▶ [Set exercise] Every line with the word "tous" in it should be extracted from the data that follows.
▬▬▬
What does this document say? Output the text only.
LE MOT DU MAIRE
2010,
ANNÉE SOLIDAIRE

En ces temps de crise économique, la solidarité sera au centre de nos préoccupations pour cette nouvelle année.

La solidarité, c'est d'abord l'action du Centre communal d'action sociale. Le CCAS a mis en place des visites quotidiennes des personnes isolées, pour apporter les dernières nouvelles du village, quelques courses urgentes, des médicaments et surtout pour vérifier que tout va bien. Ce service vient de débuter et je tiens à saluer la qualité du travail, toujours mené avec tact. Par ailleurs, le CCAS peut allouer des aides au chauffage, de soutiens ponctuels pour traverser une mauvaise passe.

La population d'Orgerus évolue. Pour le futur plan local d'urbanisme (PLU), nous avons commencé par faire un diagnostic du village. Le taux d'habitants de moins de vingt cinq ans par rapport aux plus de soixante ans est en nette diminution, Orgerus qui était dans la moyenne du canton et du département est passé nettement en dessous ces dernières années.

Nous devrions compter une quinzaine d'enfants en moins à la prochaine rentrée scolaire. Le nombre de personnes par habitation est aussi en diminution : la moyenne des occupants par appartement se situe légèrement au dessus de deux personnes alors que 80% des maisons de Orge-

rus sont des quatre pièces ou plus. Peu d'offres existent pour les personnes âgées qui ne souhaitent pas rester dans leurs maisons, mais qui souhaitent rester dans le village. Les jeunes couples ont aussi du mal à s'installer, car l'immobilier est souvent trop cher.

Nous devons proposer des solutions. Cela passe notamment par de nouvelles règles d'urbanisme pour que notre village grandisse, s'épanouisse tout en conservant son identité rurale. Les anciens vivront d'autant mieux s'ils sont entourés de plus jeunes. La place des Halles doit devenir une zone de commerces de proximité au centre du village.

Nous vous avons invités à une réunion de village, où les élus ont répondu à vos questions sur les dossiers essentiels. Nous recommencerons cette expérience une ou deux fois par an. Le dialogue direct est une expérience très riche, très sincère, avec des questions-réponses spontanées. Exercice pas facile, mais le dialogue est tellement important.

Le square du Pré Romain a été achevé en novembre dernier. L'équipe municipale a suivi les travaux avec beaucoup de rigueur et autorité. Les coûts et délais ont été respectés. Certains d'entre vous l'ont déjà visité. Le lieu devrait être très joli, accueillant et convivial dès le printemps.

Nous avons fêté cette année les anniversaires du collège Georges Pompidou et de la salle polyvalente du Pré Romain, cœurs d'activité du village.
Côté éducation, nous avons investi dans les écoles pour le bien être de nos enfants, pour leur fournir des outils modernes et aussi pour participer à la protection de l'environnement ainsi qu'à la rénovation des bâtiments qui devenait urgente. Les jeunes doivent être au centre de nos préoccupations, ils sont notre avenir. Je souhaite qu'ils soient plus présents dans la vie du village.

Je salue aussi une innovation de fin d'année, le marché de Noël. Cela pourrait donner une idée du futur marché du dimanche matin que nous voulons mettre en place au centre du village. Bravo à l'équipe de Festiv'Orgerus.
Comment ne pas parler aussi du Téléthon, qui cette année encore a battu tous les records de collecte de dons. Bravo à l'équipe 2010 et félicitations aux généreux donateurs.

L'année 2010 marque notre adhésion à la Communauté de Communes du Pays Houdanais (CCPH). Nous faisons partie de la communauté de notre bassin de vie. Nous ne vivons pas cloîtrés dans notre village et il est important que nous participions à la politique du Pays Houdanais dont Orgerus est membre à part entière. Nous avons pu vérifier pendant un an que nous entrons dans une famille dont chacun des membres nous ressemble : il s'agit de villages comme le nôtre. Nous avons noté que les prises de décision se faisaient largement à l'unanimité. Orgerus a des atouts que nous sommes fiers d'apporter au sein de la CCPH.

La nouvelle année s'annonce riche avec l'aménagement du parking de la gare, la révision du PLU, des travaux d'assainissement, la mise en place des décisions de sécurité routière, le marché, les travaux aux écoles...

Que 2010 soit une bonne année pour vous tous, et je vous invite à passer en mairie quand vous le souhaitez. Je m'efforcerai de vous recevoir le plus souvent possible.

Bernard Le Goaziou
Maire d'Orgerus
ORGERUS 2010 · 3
▬▬▬
▶ [Reply to the exercise]
Comment ne pas parler aussi du Téléthon, qui cette année encore a battu tous les records de collecte de dons. Bravo à l'équipe 2010 et félicitations aux généreux donateurs.
Que 2010 soit une bonne année pour vous tous, et je vous invite à passer en mairie quand vous le souhaitez. Je m'efforcerai de vous recevoir le plus souvent possible.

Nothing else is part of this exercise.